(Data to use)
[Begin]
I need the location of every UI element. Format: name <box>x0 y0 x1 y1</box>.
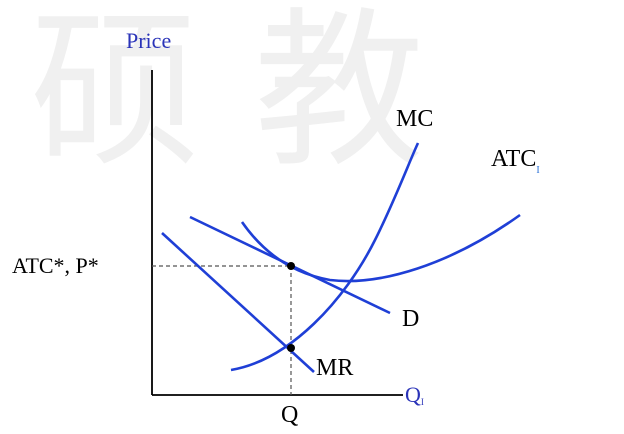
[End]
[Begin]
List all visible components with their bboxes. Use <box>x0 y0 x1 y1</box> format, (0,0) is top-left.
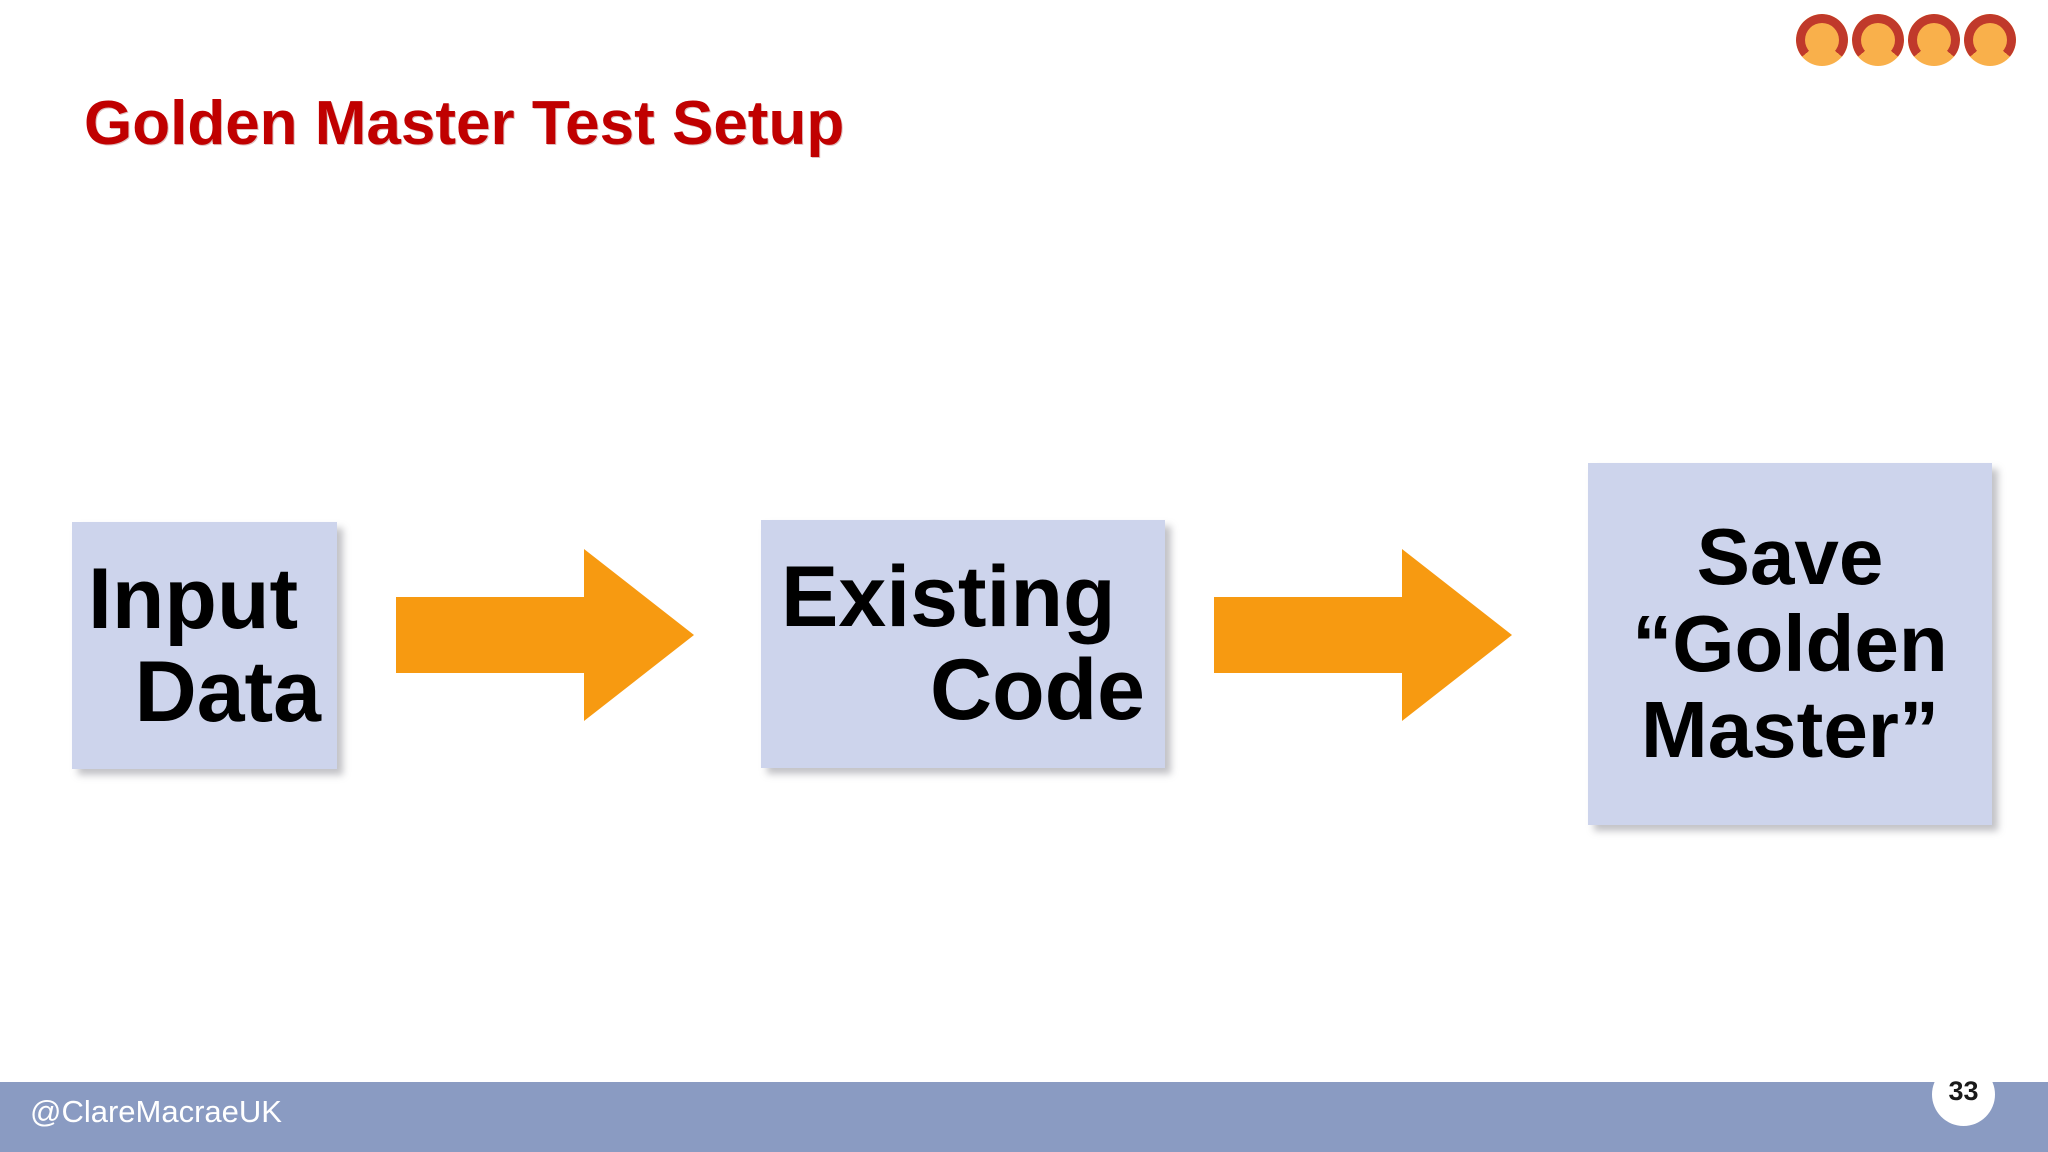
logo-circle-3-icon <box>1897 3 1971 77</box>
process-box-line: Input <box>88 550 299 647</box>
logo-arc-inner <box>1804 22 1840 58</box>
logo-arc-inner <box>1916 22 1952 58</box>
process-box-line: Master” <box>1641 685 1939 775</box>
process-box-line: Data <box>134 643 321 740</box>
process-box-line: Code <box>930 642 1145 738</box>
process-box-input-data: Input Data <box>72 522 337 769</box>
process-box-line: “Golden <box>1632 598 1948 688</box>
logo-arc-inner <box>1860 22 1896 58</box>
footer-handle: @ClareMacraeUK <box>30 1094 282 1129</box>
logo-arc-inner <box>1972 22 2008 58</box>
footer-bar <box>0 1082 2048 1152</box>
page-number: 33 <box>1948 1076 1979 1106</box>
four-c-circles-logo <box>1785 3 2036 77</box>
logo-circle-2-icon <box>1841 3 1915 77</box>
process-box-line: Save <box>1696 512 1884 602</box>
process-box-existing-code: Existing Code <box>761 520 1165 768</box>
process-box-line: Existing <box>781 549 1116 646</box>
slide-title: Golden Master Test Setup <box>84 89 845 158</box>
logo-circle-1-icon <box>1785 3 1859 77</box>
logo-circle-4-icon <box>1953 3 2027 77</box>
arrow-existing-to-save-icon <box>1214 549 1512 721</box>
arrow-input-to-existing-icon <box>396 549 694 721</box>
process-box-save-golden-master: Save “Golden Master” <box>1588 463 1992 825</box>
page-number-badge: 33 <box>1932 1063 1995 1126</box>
[End]
(Aim of the task) Swap "process-box-line" for "process-box-text" in the lines that open with the one containing "List all visible" and close with the one containing "process-box-line: Code <box>930", changing nothing else. Write out only those lines, and leave the pictures out.

(Task output)
List all visible components with their bboxes. Use <box>x0 y0 x1 y1</box> format, (0,0) is top-left.
logo-circle-3-icon <box>1897 3 1971 77</box>
process-box-text: Input <box>88 550 299 647</box>
logo-arc-inner <box>1804 22 1840 58</box>
logo-arc-inner <box>1916 22 1952 58</box>
process-box-text: Master” <box>1641 685 1939 775</box>
process-box-text: Data <box>134 643 321 740</box>
process-box-text: Code <box>930 642 1145 738</box>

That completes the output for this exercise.